→ **Record extracts**:

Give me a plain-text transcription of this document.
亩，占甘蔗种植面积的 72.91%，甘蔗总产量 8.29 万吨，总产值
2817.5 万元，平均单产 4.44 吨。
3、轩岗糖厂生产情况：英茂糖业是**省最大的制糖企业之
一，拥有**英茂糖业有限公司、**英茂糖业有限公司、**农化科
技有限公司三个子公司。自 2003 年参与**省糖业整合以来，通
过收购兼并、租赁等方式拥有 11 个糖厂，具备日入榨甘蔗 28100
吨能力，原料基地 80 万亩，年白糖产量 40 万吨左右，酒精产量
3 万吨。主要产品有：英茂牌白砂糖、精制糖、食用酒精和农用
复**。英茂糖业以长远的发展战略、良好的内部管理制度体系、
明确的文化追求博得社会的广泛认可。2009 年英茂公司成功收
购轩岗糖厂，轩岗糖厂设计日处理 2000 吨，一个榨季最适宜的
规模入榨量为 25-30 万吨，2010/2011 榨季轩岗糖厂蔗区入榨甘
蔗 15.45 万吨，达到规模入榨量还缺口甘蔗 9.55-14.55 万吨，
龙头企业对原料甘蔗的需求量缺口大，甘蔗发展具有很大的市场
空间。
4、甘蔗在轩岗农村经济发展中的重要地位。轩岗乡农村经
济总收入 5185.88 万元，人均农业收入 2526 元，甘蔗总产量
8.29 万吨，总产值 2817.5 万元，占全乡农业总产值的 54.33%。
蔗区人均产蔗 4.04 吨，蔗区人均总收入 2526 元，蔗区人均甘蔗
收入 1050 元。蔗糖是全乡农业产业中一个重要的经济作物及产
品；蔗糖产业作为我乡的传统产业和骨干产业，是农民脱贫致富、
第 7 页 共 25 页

→ **Task instructions**: Give the records above again, word for word.

→ **Exercise result**:
Give me a plain-text transcription of this document.
亩，占甘蔗种植面积的 72.91%，甘蔗总产量 8.29 万吨，总产值
2817.5 万元，平均单产 4.44 吨。
3、轩岗糖厂生产情况：英茂糖业是**省最大的制糖企业之
一，拥有**英茂糖业有限公司、**英茂糖业有限公司、**农化科
技有限公司三个子公司。自 2003 年参与**省糖业整合以来，通
过收购兼并、租赁等方式拥有 11 个糖厂，具备日入榨甘蔗 28100
吨能力，原料基地 80 万亩，年白糖产量 40 万吨左右，酒精产量
3 万吨。主要产品有：英茂牌白砂糖、精制糖、食用酒精和农用
复**。英茂糖业以长远的发展战略、良好的内部管理制度体系、
明确的文化追求博得社会的广泛认可。2009 年英茂公司成功收
购轩岗糖厂，轩岗糖厂设计日处理 2000 吨，一个榨季最适宜的
规模入榨量为 25-30 万吨，2010/2011 榨季轩岗糖厂蔗区入榨甘
蔗 15.45 万吨，达到规模入榨量还缺口甘蔗 9.55-14.55 万吨，
龙头企业对原料甘蔗的需求量缺口大，甘蔗发展具有很大的市场
空间。
4、甘蔗在轩岗农村经济发展中的重要地位。轩岗乡农村经
济总收入 5185.88 万元，人均农业收入 2526 元，甘蔗总产量
8.29 万吨，总产值 2817.5 万元，占全乡农业总产值的 54.33%。
蔗区人均产蔗 4.04 吨，蔗区人均总收入 2526 元，蔗区人均甘蔗
收入 1050 元。蔗糖是全乡农业产业中一个重要的经济作物及产
品；蔗糖产业作为我乡的传统产业和骨干产业，是农民脱贫致富、
第 7 页 共 25 页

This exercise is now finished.